*Given text:*
Thesis: Many Christians need to remember to keep their focus on Christ and not forget the day when God ran to us and embraced us.

Illustration: Lest We Forget

A Christian girl loved a missionary. Before he left for India he wrote and asked her to become his wife. "If I do not hear from you, I’ll know you have other plans," he wrote. She immediately wrote a letter and accepted his proposal. She asked her brother to mail the letter for her, but it was never mailed! The girl never heard from the missionary again. Years later, she found the letter in the lining of her brother’s coat, yellow and crumpled. It had slipped there when the brother had put it into his torn pocket and he had forgotten to mail it.

It seems like today, forgetfulness is a common occurrence. Usually, the main reason people forget, is because they are too busy to remember to do something. They become so consumed in their life that they just forget certain things. Or they desire to forget on purpose.

The problem nowadays, is that many seem to forget one very important person. His name you ask? Some would reply who’s He? Others would reply, oh, that’s right, I remember Him now! He is my ???

Some Christians seem to think of God as a kind of "spare tire". A spare tire is forgotten for months until suddenly, on the road, we have a flat. Many forget God when things go well with them. When sorrow, sickness and troubles come, then they remember God and want Him to help them. He wants us to call on Him when we are in trouble. He also wants us to remember and serve Him when we are not in trouble.

-- W.B.K.

In Luke 15: 11-31 we have the parable of the Lost Son as told by Jesus.

I. This parable has a two fold purpose in its meaning.

A. It portrays Christ’s love and compassion for lost individuals. (Luke 15:1-30).

1. George Murray said that this parable is "the most divinely tender and most humanly touching story ever told on earth."

2. Charles Dickens described it as "the finest short story ever written."

3. It also has been described as "the Gospel within the Gospel."

4. In the story we see the story of redemption as only Jesus could tell it.

B. Yet this story also has a strong rebuke to the Pharisees and teachers of the law for their harshly critical attitude toward sinners. (Luke 15:25-31)

a. Jesus shows the heart of God in this story. He wants to communicate to us how much he loves lost people when they find their way home.

i. He rejoices! He throws a party!

ii. The Bible tells us that even the angels in Heaven rejoice!

iii. The caution or warning here rings out to all of us who know Christ.

1. Never become jealous over God’s response to lost people who come to their senses and come home to a royal party.

2. Jesus instructs us to always rejoice with the Father over lost sheep’s return to the homeland.

a. Do not become angry because God rejoices over the lost sheep who found their way home.

*Supplied entries:*
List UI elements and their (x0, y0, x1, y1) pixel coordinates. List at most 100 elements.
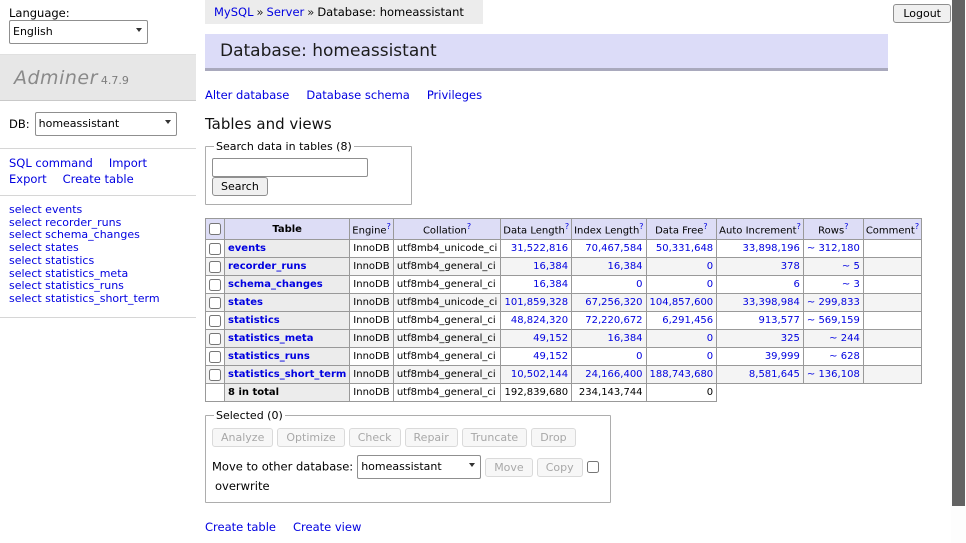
help-link-icon[interactable]: ? (467, 222, 471, 231)
create-table-link[interactable]: Create table (205, 520, 276, 534)
index-length-link[interactable]: 16,384 (608, 333, 643, 344)
data-length-link[interactable]: 16,384 (533, 261, 568, 272)
drop-button[interactable]: Drop (531, 428, 575, 447)
data-free-link[interactable]: 6,291,456 (662, 315, 713, 326)
data-free-link[interactable]: 0 (707, 333, 713, 344)
help-link-icon[interactable]: ? (703, 222, 707, 231)
db-select[interactable]: homeassistant (35, 112, 177, 136)
sidebar-item-select-statistics-meta[interactable]: select statistics_meta (9, 267, 128, 280)
help-link-icon[interactable]: ? (797, 222, 801, 231)
table-link[interactable]: statistics_short_term (228, 369, 346, 380)
repair-button[interactable]: Repair (405, 428, 458, 447)
logout-button[interactable]: Logout (893, 4, 951, 23)
row-checkbox[interactable] (209, 243, 221, 255)
data-length-link[interactable]: 16,384 (533, 279, 568, 290)
table-link[interactable]: events (228, 243, 266, 254)
auto-increment-link[interactable]: 325 (781, 333, 800, 344)
index-length-link[interactable]: 0 (636, 351, 642, 362)
index-length-link[interactable]: 16,384 (608, 261, 643, 272)
help-link-icon[interactable]: ? (915, 222, 919, 231)
move-button[interactable]: Move (485, 458, 533, 477)
index-length-link[interactable]: 67,256,320 (585, 297, 642, 308)
rows-count-link[interactable]: ~ 3 (842, 279, 860, 290)
copy-button[interactable]: Copy (537, 458, 583, 477)
table-link[interactable]: statistics_runs (228, 351, 310, 362)
data-free-link[interactable]: 0 (707, 351, 713, 362)
sidebar-item-select-events[interactable]: select events (9, 203, 82, 216)
auto-increment-link[interactable]: 33,898,196 (743, 243, 800, 254)
sidebar-link-import[interactable]: Import (109, 156, 147, 170)
auto-increment-link[interactable]: 33,398,984 (743, 297, 800, 308)
rows-count-link[interactable]: ~ 299,833 (807, 297, 860, 308)
sidebar-item-select-statistics-short-term[interactable]: select statistics_short_term (9, 292, 160, 305)
data-free-link[interactable]: 188,743,680 (650, 369, 714, 380)
sidebar-item-select-states[interactable]: select states (9, 241, 79, 254)
check-button[interactable]: Check (349, 428, 401, 447)
create-view-link[interactable]: Create view (293, 520, 361, 534)
table-link[interactable]: recorder_runs (228, 261, 306, 272)
sidebar-link-sql-command[interactable]: SQL command (9, 156, 93, 170)
data-free-link[interactable]: 0 (707, 279, 713, 290)
help-link-icon[interactable]: ? (844, 222, 848, 231)
help-link-icon[interactable]: ? (387, 222, 391, 231)
sidebar-link-create-table[interactable]: Create table (63, 172, 134, 186)
sidebar-item-select-recorder-runs[interactable]: select recorder_runs (9, 216, 121, 229)
table-link[interactable]: schema_changes (228, 279, 323, 290)
row-checkbox[interactable] (209, 333, 221, 345)
index-length-link[interactable]: 24,166,400 (585, 369, 642, 380)
rows-count-link[interactable]: ~ 628 (829, 351, 860, 362)
row-checkbox[interactable] (209, 351, 221, 363)
data-length-link[interactable]: 49,152 (533, 351, 568, 362)
data-length-link[interactable]: 101,859,328 (504, 297, 568, 308)
data-free-link[interactable]: 104,857,600 (650, 297, 714, 308)
language-select[interactable]: English (9, 20, 148, 44)
search-input[interactable] (212, 158, 368, 177)
auto-increment-link[interactable]: 913,577 (758, 315, 799, 326)
scrollbar-track[interactable] (951, 0, 966, 543)
row-checkbox[interactable] (209, 261, 221, 273)
breadcrumb-server-link[interactable]: Server (267, 5, 305, 19)
index-length-link[interactable]: 70,467,584 (585, 243, 642, 254)
table-link[interactable]: statistics_meta (228, 333, 313, 344)
data-free-link[interactable]: 50,331,648 (656, 243, 713, 254)
app-logo[interactable]: Adminer4.7.9 (0, 54, 196, 101)
rows-count-link[interactable]: ~ 244 (829, 333, 860, 344)
sidebar-item-select-schema-changes[interactable]: select schema_changes (9, 228, 140, 241)
optimize-button[interactable]: Optimize (277, 428, 344, 447)
index-length-link[interactable]: 72,220,672 (585, 315, 642, 326)
scrollbar-thumb[interactable] (952, 0, 965, 506)
sidebar-link-export[interactable]: Export (9, 172, 47, 186)
row-checkbox[interactable] (209, 369, 221, 381)
rows-count-link[interactable]: ~ 312,180 (807, 243, 860, 254)
move-database-select[interactable]: homeassistant (357, 455, 481, 479)
auto-increment-link[interactable]: 6 (793, 279, 799, 290)
row-checkbox[interactable] (209, 297, 221, 309)
data-length-link[interactable]: 31,522,816 (511, 243, 568, 254)
auto-increment-link[interactable]: 39,999 (765, 351, 800, 362)
sidebar-item-select-statistics[interactable]: select statistics (9, 254, 94, 267)
table-link[interactable]: statistics (228, 315, 280, 326)
privileges-link[interactable]: Privileges (427, 88, 482, 102)
rows-count-link[interactable]: ~ 569,159 (807, 315, 860, 326)
data-length-link[interactable]: 10,502,144 (511, 369, 568, 380)
overwrite-checkbox[interactable] (587, 461, 599, 473)
rows-count-link[interactable]: ~ 5 (842, 261, 860, 272)
index-length-link[interactable]: 0 (636, 279, 642, 290)
breadcrumb-mysql-link[interactable]: MySQL (214, 5, 254, 19)
data-free-link[interactable]: 0 (707, 261, 713, 272)
sidebar-item-select-statistics-runs[interactable]: select statistics_runs (9, 279, 124, 292)
rows-count-link[interactable]: ~ 136,108 (807, 369, 860, 380)
data-length-link[interactable]: 48,824,320 (511, 315, 568, 326)
row-checkbox[interactable] (209, 315, 221, 327)
select-all-checkbox[interactable] (209, 223, 221, 235)
help-link-icon[interactable]: ? (565, 222, 569, 231)
database-schema-link[interactable]: Database schema (306, 88, 409, 102)
data-length-link[interactable]: 49,152 (533, 333, 568, 344)
help-link-icon[interactable]: ? (639, 222, 643, 231)
auto-increment-link[interactable]: 8,581,645 (749, 369, 800, 380)
truncate-button[interactable]: Truncate (462, 428, 527, 447)
search-button[interactable]: Search (212, 177, 268, 196)
table-link[interactable]: states (228, 297, 263, 308)
row-checkbox[interactable] (209, 279, 221, 291)
alter-database-link[interactable]: Alter database (205, 88, 289, 102)
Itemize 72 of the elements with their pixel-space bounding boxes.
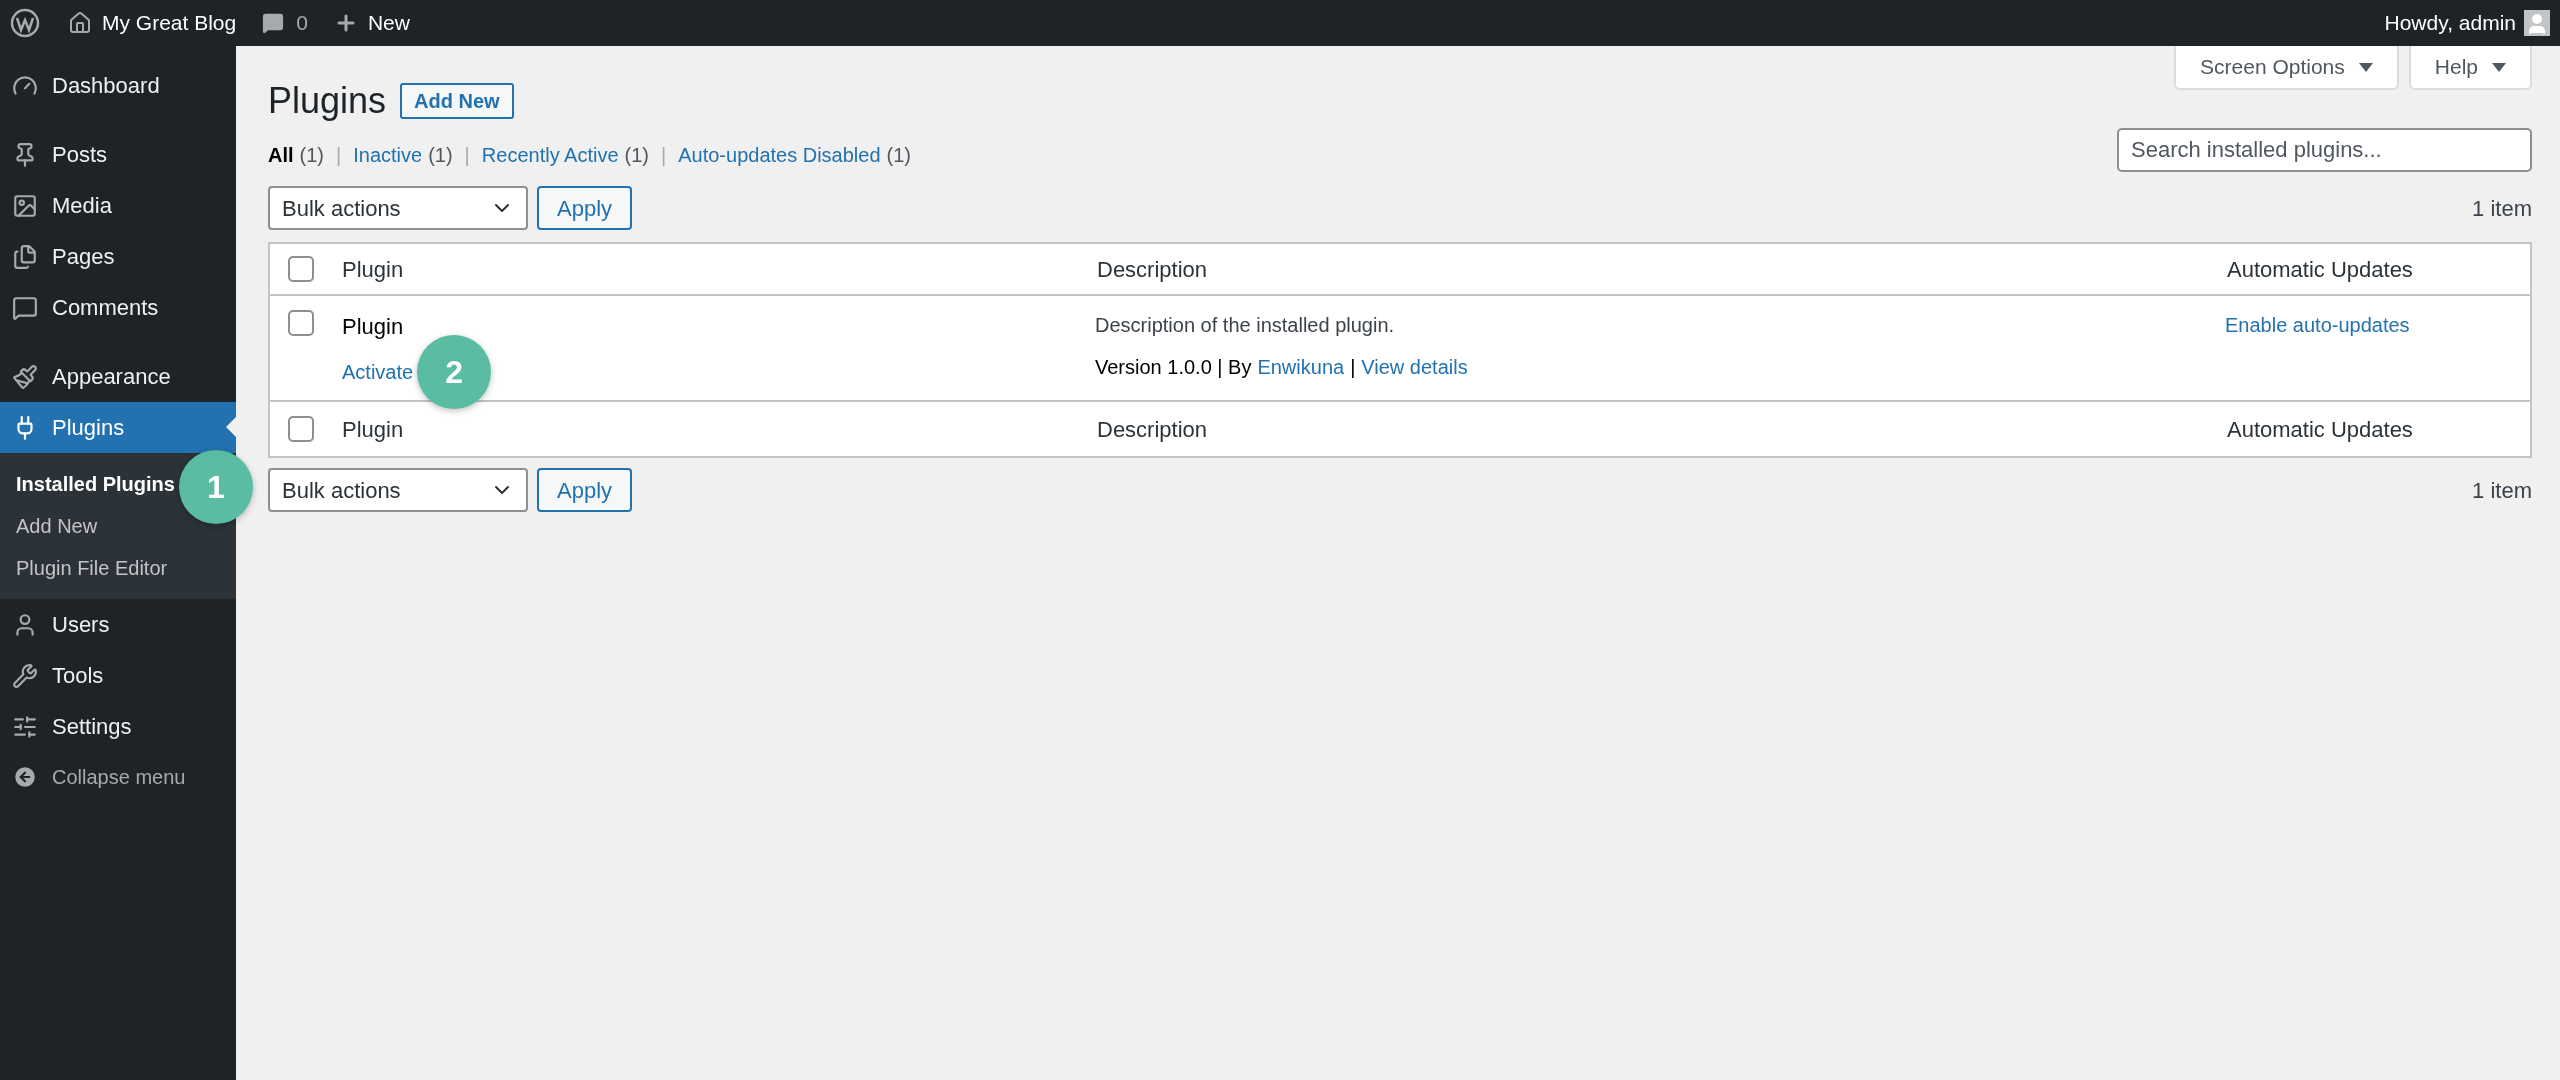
separator: | [1350,355,1356,380]
checkbox[interactable] [288,416,314,442]
filter-count: (1) [886,143,911,168]
menu-icon [12,662,38,689]
dropdown-triangle-icon [2492,62,2506,72]
column-header: Automatic Updates [2226,255,2414,284]
filter-link[interactable]: Recently Active [481,140,619,170]
logo-icon[interactable] [10,8,40,38]
enable-auto-updates-link[interactable]: Enable auto-updates [2225,314,2410,336]
plugin-description: Description of the installed plugin. [1095,313,1396,338]
plugin-name: Plugin [342,313,405,341]
column-header: Description [1096,415,1209,444]
column-header: Automatic Updates [2226,415,2414,444]
menu-item[interactable]: Plugins [0,402,236,453]
submenu-item[interactable]: Add New [0,505,102,547]
menu-item[interactable]: Posts [0,129,236,180]
apply-button[interactable]: Apply [537,468,633,512]
view-details-link[interactable]: View details [1361,352,1468,382]
menu-icon [12,363,38,390]
checkbox[interactable] [288,310,314,336]
column-header: Description [1096,255,1209,284]
filter-count: (1) [624,143,649,168]
avatar-icon [2524,10,2550,36]
activate-link[interactable]: Activate [342,357,414,387]
filter-link[interactable]: Auto-updates Disabled [678,140,881,170]
filter-count: (1) [428,143,453,168]
home-icon [68,11,92,35]
filter-link[interactable]: Inactive [353,140,423,170]
item-count: 1 item [2472,194,2532,223]
search-field[interactable]: Search installed plugins... [2117,128,2532,172]
menu-icon [12,243,38,270]
menu-item[interactable]: Dashboard [0,60,236,111]
collapse-icon [12,764,38,790]
menu-item[interactable]: Users [0,599,236,650]
account-link[interactable]: Howdy, admin [2384,7,2550,39]
bulk-actions-select[interactable]: Bulk actions [268,186,528,230]
submenu-item[interactable]: Plugin File Editor [0,547,172,589]
collapse-menu-button[interactable]: Collapse menu [0,752,236,802]
menu-item[interactable]: Pages [0,231,236,282]
comment-icon [262,12,285,34]
menu-item[interactable]: Settings [0,701,236,752]
menu-icon [12,713,38,740]
comments-link[interactable]: 0 [262,7,308,39]
author-link[interactable]: Enwikuna [1257,352,1345,382]
apply-button[interactable]: Apply [537,186,633,230]
bulk-actions-select[interactable]: Bulk actions [268,468,528,512]
filter-link[interactable]: All [268,140,294,170]
menu-item[interactable]: Tools [0,650,236,701]
menu-item[interactable]: Comments [0,282,236,333]
new-link[interactable]: New [333,7,410,39]
separator: | [464,143,470,168]
page-title: Plugins [268,79,387,123]
screen-meta-tab[interactable]: Help [2408,46,2532,90]
separator: | [661,143,667,168]
filter-count: (1) [299,143,324,168]
menu-icon [12,294,38,321]
checkbox[interactable] [288,256,314,282]
separator: | [336,143,342,168]
submenu-item[interactable]: Installed Plugins [0,463,179,505]
numbered-callout: 2 [417,335,492,409]
column-header: Plugin [341,415,405,444]
item-count: 1 item [2472,476,2532,505]
menu-icon [12,192,38,219]
dropdown-triangle-icon [2358,62,2373,72]
screen-meta-tab[interactable]: Screen Options [2174,46,2399,90]
column-header: Plugin [341,255,405,284]
pointer-arrow [226,417,236,437]
menu-item[interactable]: Media [0,180,236,231]
add-new-button[interactable]: Add New [400,83,514,119]
plugin-meta: Version 1.0.0 | By [1095,355,1252,380]
site-link[interactable]: My Great Blog [68,7,237,39]
menu-item[interactable]: Appearance [0,351,236,402]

*Work to complete:*
- A) List every description of the parable of the Lost Son that the sermon outline puts in quotation marks, and give the person it credits for each one where a name is given.
- B) Carry on the sermon outline about the parable of the Lost Son, picking up after its final point.

*Responses by task:*
- A)
- "the most divinely tender and most humanly touching story ever told on earth" (George Murray)
- "the finest short story ever written" (Charles Dickens)
- "the Gospel within the Gospel" (no person named)

- B)
iv. We need to have an attitude of rejoicing over the lost coming home. Lets reread a section of the story again out of the message.

“All this time his older son was out in the field. When the day’s work was done he came in. As he approached the house, he heard the music and dancing. Calling over one of the houseboys, he asked what was going on. He told him, ‘Your brother came home. Your father has ordered a feast—barbecued beef!—because he has him home safe and sound.’ “The older brother stalked off in an angry sulk and refused to join in. His father came out and tried to talk to him, but he wouldn’t listen. The son said, ‘Look how many years I’ve stayed here serving you, never giving you one moment of grief, but have you ever thrown a party for me and my friends? Then this son of yours who has thrown away your money on whores shows up and you go all out with a feast!’ “His father said, ‘Son, you don’t understand. You’re with me all the time, and everything that is mine is yours—but this is a wonderful time, and we had to celebrate. This brother of yours was dead, and he’s alive! He was lost, and he’s found!’”

v. So how do you respond when a lost brother or sister comes home?

1. Get angry?

2. Annoyed?

3. Jealous?

4. Self centered?

5. Scarred?

6. Fearful?

7. Self righteous?

a. Do a self inventory right now! Be honest evaluate how you respond to a new believer who has just come home.

II. The Parable of the lost Son can be outlined in three stages.

A. The rejection of Home, and his Father

1. We first have the request of the younger son for his inheritance. (Luke 15:12)

12 The younger one said to his father, `Father, give me my share of the estate.’ So he divided his property between them.

a. The request for his inheritance parallels a prayer to God.

i. The request must be regarded as asking a favor from his father. The father grants the request and gives both his sons their lawful portion.

2. The younger son, with a craving for false independence, the younger son gathers all his assets and sets off for "a distant country" or in the KJV "a far country" away from his father’s reign and presence. (Luke 15:13)

2. He wants to escape his fathers direction and leading. He wants to do his own thing. He wants to live the way his ego tells him to live.

a. In this new "faraway country" he proceeds to squander away his wealth in wild living. (Luke 15:13)

i. He gambles, parties, is irresponsible, falls into the drug scene and the list goes on.

b. "Not long after that, the younger son got together all he had, set off for a distant country and there squandered his wealth in wild living.

i. It’s amazing how quick the money can be lost.

ii. The Son has a bank roll but within a period of time it is all gone!

1. Miss-spent

2. Miss-used

3. Blown

4. He sets off with his inheritance prematurely, so that he might gratify his carnal desires.

5. He wanted to escape responsibility to his father for how he as going to act with his inheritance.

6. He never notices in his binging the money disappearing.

c. Augustine stated that his "far country" is actually titled, "forgetfulness of God".

i. It’s the time when we just live for ourselves.

ii. We say God who?

iii. We never even acknowledge He is there.

iv. Everything is about pleasure having so called fun.

v. Sunday’s have no meaning.

vi. Church has no meaning.

vii. Prayer has no meaning.

d. It represents that state of being what Paul described as "alienated from the life of God."

i. It’s the time in our life when we are separated from God because of our sinful self-centered life.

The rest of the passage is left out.